>> START
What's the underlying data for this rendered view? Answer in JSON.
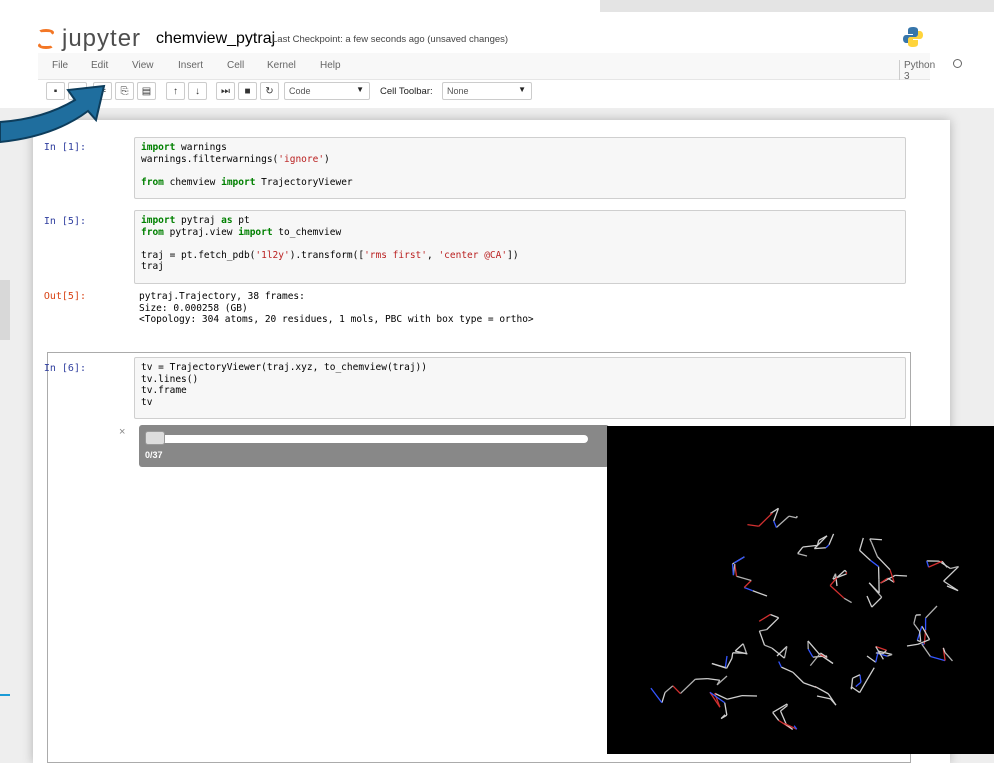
{
  "app": {
    "logo_text": "jupyter",
    "notebook_name": "chemview_pytraj",
    "checkpoint": "Last Checkpoint: a few seconds ago (unsaved changes)",
    "kernel_name": "Python 3"
  },
  "menu": [
    "File",
    "Edit",
    "View",
    "Insert",
    "Cell",
    "Kernel",
    "Help"
  ],
  "toolbar": {
    "cell_type": "Code",
    "cell_toolbar_label": "Cell Toolbar:",
    "cell_toolbar_value": "None",
    "buttons": [
      "save-icon",
      "add-icon",
      "cut-icon",
      "copy-icon",
      "paste-icon",
      "move-up-icon",
      "move-down-icon",
      "run-icon",
      "stop-icon",
      "restart-icon"
    ]
  },
  "cells": [
    {
      "prompt": "In [1]:",
      "lines": [
        [
          {
            "t": "import",
            "k": "kw"
          },
          {
            "t": " warnings"
          }
        ],
        [
          {
            "t": "warnings.filterwarnings("
          },
          {
            "t": "'ignore'",
            "k": "st"
          },
          {
            "t": ")"
          }
        ],
        [
          {
            "t": ""
          }
        ],
        [
          {
            "t": "from",
            "k": "kw"
          },
          {
            "t": " chemview "
          },
          {
            "t": "import",
            "k": "kw"
          },
          {
            "t": " TrajectoryViewer"
          }
        ]
      ]
    },
    {
      "prompt": "In [5]:",
      "lines": [
        [
          {
            "t": "import",
            "k": "kw"
          },
          {
            "t": " pytraj "
          },
          {
            "t": "as",
            "k": "kw"
          },
          {
            "t": " pt"
          }
        ],
        [
          {
            "t": "from",
            "k": "kw"
          },
          {
            "t": " pytraj.view "
          },
          {
            "t": "import",
            "k": "kw"
          },
          {
            "t": " to_chemview"
          }
        ],
        [
          {
            "t": ""
          }
        ],
        [
          {
            "t": "traj = pt.fetch_pdb("
          },
          {
            "t": "'1l2y'",
            "k": "st"
          },
          {
            "t": ").transform(["
          },
          {
            "t": "'rms first'",
            "k": "st"
          },
          {
            "t": ", "
          },
          {
            "t": "'center @CA'",
            "k": "st"
          },
          {
            "t": "])"
          }
        ],
        [
          {
            "t": "traj"
          }
        ]
      ],
      "output_prompt": "Out[5]:",
      "output": "pytraj.Trajectory, 38 frames:\nSize: 0.000258 (GB)\n<Topology: 304 atoms, 20 residues, 1 mols, PBC with box type = ortho>"
    },
    {
      "prompt": "In [6]:",
      "lines": [
        [
          {
            "t": "tv = TrajectoryViewer(traj.xyz, to_chemview(traj))"
          }
        ],
        [
          {
            "t": "tv.lines()"
          }
        ],
        [
          {
            "t": "tv.frame"
          }
        ],
        [
          {
            "t": "tv"
          }
        ]
      ]
    }
  ],
  "widget": {
    "close_glyph": "×",
    "frame_label": "0/37",
    "slider_value": 0,
    "slider_max": 37
  },
  "colors": {
    "arrow": "#1f6e9e",
    "keyword": "#008000",
    "string": "#ba2121",
    "in_prompt": "#303f9f",
    "out_prompt": "#d84315",
    "viewer_bg": "#000000"
  }
}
>> END
SET PROBLEM>
Your copy should match the entries exactly, minus the pictures.

EXERCISE OUTPUT>
What's the underlying data for this rendered view? Answer in JSON.
{
  "app": {
    "logo_text": "jupyter",
    "notebook_name": "chemview_pytraj",
    "checkpoint": "Last Checkpoint: a few seconds ago (unsaved changes)",
    "kernel_name": "Python 3"
  },
  "menu": [
    "File",
    "Edit",
    "View",
    "Insert",
    "Cell",
    "Kernel",
    "Help"
  ],
  "toolbar": {
    "cell_type": "Code",
    "cell_toolbar_label": "Cell Toolbar:",
    "cell_toolbar_value": "None",
    "buttons": [
      "save-icon",
      "add-icon",
      "cut-icon",
      "copy-icon",
      "paste-icon",
      "move-up-icon",
      "move-down-icon",
      "run-icon",
      "stop-icon",
      "restart-icon"
    ]
  },
  "cells": [
    {
      "prompt": "In [1]:",
      "lines": [
        [
          {
            "t": "import",
            "k": "kw"
          },
          {
            "t": " warnings"
          }
        ],
        [
          {
            "t": "warnings.filterwarnings("
          },
          {
            "t": "'ignore'",
            "k": "st"
          },
          {
            "t": ")"
          }
        ],
        [
          {
            "t": ""
          }
        ],
        [
          {
            "t": "from",
            "k": "kw"
          },
          {
            "t": " chemview "
          },
          {
            "t": "import",
            "k": "kw"
          },
          {
            "t": " TrajectoryViewer"
          }
        ]
      ]
    },
    {
      "prompt": "In [5]:",
      "lines": [
        [
          {
            "t": "import",
            "k": "kw"
          },
          {
            "t": " pytraj "
          },
          {
            "t": "as",
            "k": "kw"
          },
          {
            "t": " pt"
          }
        ],
        [
          {
            "t": "from",
            "k": "kw"
          },
          {
            "t": " pytraj.view "
          },
          {
            "t": "import",
            "k": "kw"
          },
          {
            "t": " to_chemview"
          }
        ],
        [
          {
            "t": ""
          }
        ],
        [
          {
            "t": "traj = pt.fetch_pdb("
          },
          {
            "t": "'1l2y'",
            "k": "st"
          },
          {
            "t": ").transform(["
          },
          {
            "t": "'rms first'",
            "k": "st"
          },
          {
            "t": ", "
          },
          {
            "t": "'center @CA'",
            "k": "st"
          },
          {
            "t": "])"
          }
        ],
        [
          {
            "t": "traj"
          }
        ]
      ],
      "output_prompt": "Out[5]:",
      "output": "pytraj.Trajectory, 38 frames:\nSize: 0.000258 (GB)\n<Topology: 304 atoms, 20 residues, 1 mols, PBC with box type = ortho>"
    },
    {
      "prompt": "In [6]:",
      "lines": [
        [
          {
            "t": "tv = TrajectoryViewer(traj.xyz, to_chemview(traj))"
          }
        ],
        [
          {
            "t": "tv.lines()"
          }
        ],
        [
          {
            "t": "tv.frame"
          }
        ],
        [
          {
            "t": "tv"
          }
        ]
      ]
    }
  ],
  "widget": {
    "close_glyph": "×",
    "frame_label": "0/37",
    "slider_value": 0,
    "slider_max": 37
  },
  "colors": {
    "arrow": "#1f6e9e",
    "keyword": "#008000",
    "string": "#ba2121",
    "in_prompt": "#303f9f",
    "out_prompt": "#d84315",
    "viewer_bg": "#000000"
  }
}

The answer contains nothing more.